Task statement ▸ Extract every record, exactly as written, and ignore the pictures.

[Data entries]
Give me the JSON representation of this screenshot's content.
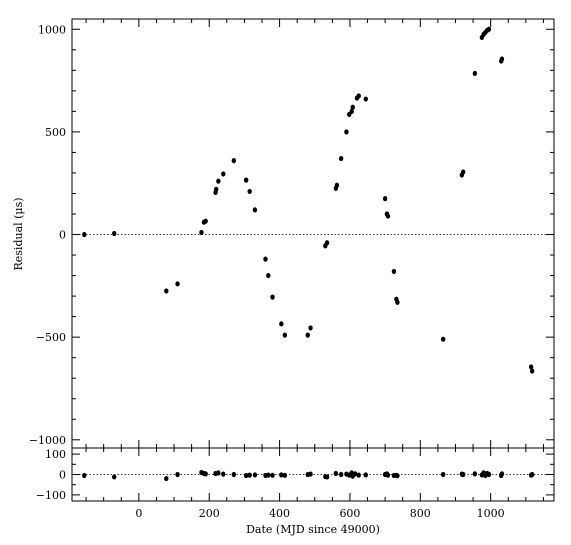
{
  "chart_data": {
    "type": "scatter",
    "xlabel": "Date (MJD since 49000)",
    "xlim": [
      -190,
      1180
    ],
    "x_ticks": [
      {
        "value": 0,
        "label": "0"
      },
      {
        "value": 200,
        "label": "200"
      },
      {
        "value": 400,
        "label": "400"
      },
      {
        "value": 600,
        "label": "600"
      },
      {
        "value": 800,
        "label": "800"
      },
      {
        "value": 1000,
        "label": "1000"
      }
    ],
    "x_minor_step": 50,
    "panels": [
      {
        "id": "main",
        "ylabel": "Residual (μs)",
        "ylim": [
          -1040,
          1050
        ],
        "y_ticks": [
          {
            "value": 1000,
            "label": "1000"
          },
          {
            "value": 500,
            "label": "500"
          },
          {
            "value": 0,
            "label": "0"
          },
          {
            "value": -500,
            "label": "−500"
          },
          {
            "value": -1000,
            "label": "−1000"
          }
        ],
        "y_minor_step": 100,
        "zero_line": "dotted",
        "points": [
          [
            -155,
            0
          ],
          [
            -70,
            5
          ],
          [
            78,
            -275
          ],
          [
            110,
            -240
          ],
          [
            178,
            10
          ],
          [
            185,
            60
          ],
          [
            190,
            65
          ],
          [
            218,
            205
          ],
          [
            220,
            220
          ],
          [
            226,
            260
          ],
          [
            240,
            295
          ],
          [
            270,
            360
          ],
          [
            305,
            265
          ],
          [
            315,
            210
          ],
          [
            330,
            120
          ],
          [
            360,
            -120
          ],
          [
            368,
            -200
          ],
          [
            380,
            -305
          ],
          [
            405,
            -435
          ],
          [
            415,
            -490
          ],
          [
            480,
            -490
          ],
          [
            488,
            -455
          ],
          [
            530,
            -55
          ],
          [
            535,
            -40
          ],
          [
            560,
            225
          ],
          [
            563,
            240
          ],
          [
            575,
            370
          ],
          [
            590,
            500
          ],
          [
            598,
            585
          ],
          [
            605,
            600
          ],
          [
            608,
            620
          ],
          [
            620,
            665
          ],
          [
            625,
            675
          ],
          [
            645,
            660
          ],
          [
            700,
            175
          ],
          [
            705,
            100
          ],
          [
            708,
            90
          ],
          [
            725,
            -180
          ],
          [
            732,
            -315
          ],
          [
            735,
            -330
          ],
          [
            865,
            -510
          ],
          [
            918,
            290
          ],
          [
            922,
            305
          ],
          [
            955,
            785
          ],
          [
            975,
            960
          ],
          [
            980,
            975
          ],
          [
            985,
            985
          ],
          [
            990,
            995
          ],
          [
            995,
            1000
          ],
          [
            1030,
            845
          ],
          [
            1032,
            855
          ],
          [
            1115,
            -645
          ],
          [
            1118,
            -665
          ]
        ]
      },
      {
        "id": "residuals",
        "ylim": [
          -130,
          130
        ],
        "y_ticks": [
          {
            "value": 100,
            "label": "100"
          },
          {
            "value": 0,
            "label": "0"
          },
          {
            "value": -100,
            "label": "−100"
          }
        ],
        "y_minor_step": 50,
        "zero_line": "dotted",
        "points": [
          [
            -155,
            -5
          ],
          [
            -70,
            -12
          ],
          [
            78,
            -20
          ],
          [
            110,
            0
          ],
          [
            178,
            10
          ],
          [
            185,
            5
          ],
          [
            190,
            3
          ],
          [
            218,
            5
          ],
          [
            226,
            8
          ],
          [
            240,
            2
          ],
          [
            270,
            0
          ],
          [
            305,
            -5
          ],
          [
            315,
            -3
          ],
          [
            330,
            -2
          ],
          [
            360,
            -5
          ],
          [
            368,
            -3
          ],
          [
            380,
            -4
          ],
          [
            405,
            -2
          ],
          [
            415,
            -4
          ],
          [
            480,
            0
          ],
          [
            488,
            2
          ],
          [
            530,
            -10
          ],
          [
            535,
            -12
          ],
          [
            560,
            5
          ],
          [
            575,
            0
          ],
          [
            590,
            2
          ],
          [
            598,
            -3
          ],
          [
            605,
            8
          ],
          [
            608,
            -8
          ],
          [
            615,
            3
          ],
          [
            625,
            -3
          ],
          [
            645,
            -2
          ],
          [
            700,
            0
          ],
          [
            705,
            3
          ],
          [
            708,
            -3
          ],
          [
            725,
            -5
          ],
          [
            732,
            -4
          ],
          [
            735,
            -6
          ],
          [
            865,
            0
          ],
          [
            918,
            2
          ],
          [
            922,
            0
          ],
          [
            955,
            3
          ],
          [
            975,
            -2
          ],
          [
            980,
            8
          ],
          [
            985,
            -5
          ],
          [
            990,
            5
          ],
          [
            995,
            0
          ],
          [
            1030,
            -5
          ],
          [
            1032,
            3
          ],
          [
            1115,
            -3
          ],
          [
            1118,
            0
          ]
        ]
      }
    ]
  }
}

Right answer ▸
Give me the JSON representation of this screenshot's content.
{
  "chart_data": {
    "type": "scatter",
    "xlabel": "Date (MJD since 49000)",
    "xlim": [
      -190,
      1180
    ],
    "x_ticks": [
      {
        "value": 0,
        "label": "0"
      },
      {
        "value": 200,
        "label": "200"
      },
      {
        "value": 400,
        "label": "400"
      },
      {
        "value": 600,
        "label": "600"
      },
      {
        "value": 800,
        "label": "800"
      },
      {
        "value": 1000,
        "label": "1000"
      }
    ],
    "x_minor_step": 50,
    "panels": [
      {
        "id": "main",
        "ylabel": "Residual (μs)",
        "ylim": [
          -1040,
          1050
        ],
        "y_ticks": [
          {
            "value": 1000,
            "label": "1000"
          },
          {
            "value": 500,
            "label": "500"
          },
          {
            "value": 0,
            "label": "0"
          },
          {
            "value": -500,
            "label": "−500"
          },
          {
            "value": -1000,
            "label": "−1000"
          }
        ],
        "y_minor_step": 100,
        "zero_line": "dotted",
        "points": [
          [
            -155,
            0
          ],
          [
            -70,
            5
          ],
          [
            78,
            -275
          ],
          [
            110,
            -240
          ],
          [
            178,
            10
          ],
          [
            185,
            60
          ],
          [
            190,
            65
          ],
          [
            218,
            205
          ],
          [
            220,
            220
          ],
          [
            226,
            260
          ],
          [
            240,
            295
          ],
          [
            270,
            360
          ],
          [
            305,
            265
          ],
          [
            315,
            210
          ],
          [
            330,
            120
          ],
          [
            360,
            -120
          ],
          [
            368,
            -200
          ],
          [
            380,
            -305
          ],
          [
            405,
            -435
          ],
          [
            415,
            -490
          ],
          [
            480,
            -490
          ],
          [
            488,
            -455
          ],
          [
            530,
            -55
          ],
          [
            535,
            -40
          ],
          [
            560,
            225
          ],
          [
            563,
            240
          ],
          [
            575,
            370
          ],
          [
            590,
            500
          ],
          [
            598,
            585
          ],
          [
            605,
            600
          ],
          [
            608,
            620
          ],
          [
            620,
            665
          ],
          [
            625,
            675
          ],
          [
            645,
            660
          ],
          [
            700,
            175
          ],
          [
            705,
            100
          ],
          [
            708,
            90
          ],
          [
            725,
            -180
          ],
          [
            732,
            -315
          ],
          [
            735,
            -330
          ],
          [
            865,
            -510
          ],
          [
            918,
            290
          ],
          [
            922,
            305
          ],
          [
            955,
            785
          ],
          [
            975,
            960
          ],
          [
            980,
            975
          ],
          [
            985,
            985
          ],
          [
            990,
            995
          ],
          [
            995,
            1000
          ],
          [
            1030,
            845
          ],
          [
            1032,
            855
          ],
          [
            1115,
            -645
          ],
          [
            1118,
            -665
          ]
        ]
      },
      {
        "id": "residuals",
        "ylim": [
          -130,
          130
        ],
        "y_ticks": [
          {
            "value": 100,
            "label": "100"
          },
          {
            "value": 0,
            "label": "0"
          },
          {
            "value": -100,
            "label": "−100"
          }
        ],
        "y_minor_step": 50,
        "zero_line": "dotted",
        "points": [
          [
            -155,
            -5
          ],
          [
            -70,
            -12
          ],
          [
            78,
            -20
          ],
          [
            110,
            0
          ],
          [
            178,
            10
          ],
          [
            185,
            5
          ],
          [
            190,
            3
          ],
          [
            218,
            5
          ],
          [
            226,
            8
          ],
          [
            240,
            2
          ],
          [
            270,
            0
          ],
          [
            305,
            -5
          ],
          [
            315,
            -3
          ],
          [
            330,
            -2
          ],
          [
            360,
            -5
          ],
          [
            368,
            -3
          ],
          [
            380,
            -4
          ],
          [
            405,
            -2
          ],
          [
            415,
            -4
          ],
          [
            480,
            0
          ],
          [
            488,
            2
          ],
          [
            530,
            -10
          ],
          [
            535,
            -12
          ],
          [
            560,
            5
          ],
          [
            575,
            0
          ],
          [
            590,
            2
          ],
          [
            598,
            -3
          ],
          [
            605,
            8
          ],
          [
            608,
            -8
          ],
          [
            615,
            3
          ],
          [
            625,
            -3
          ],
          [
            645,
            -2
          ],
          [
            700,
            0
          ],
          [
            705,
            3
          ],
          [
            708,
            -3
          ],
          [
            725,
            -5
          ],
          [
            732,
            -4
          ],
          [
            735,
            -6
          ],
          [
            865,
            0
          ],
          [
            918,
            2
          ],
          [
            922,
            0
          ],
          [
            955,
            3
          ],
          [
            975,
            -2
          ],
          [
            980,
            8
          ],
          [
            985,
            -5
          ],
          [
            990,
            5
          ],
          [
            995,
            0
          ],
          [
            1030,
            -5
          ],
          [
            1032,
            3
          ],
          [
            1115,
            -3
          ],
          [
            1118,
            0
          ]
        ]
      }
    ]
  }
}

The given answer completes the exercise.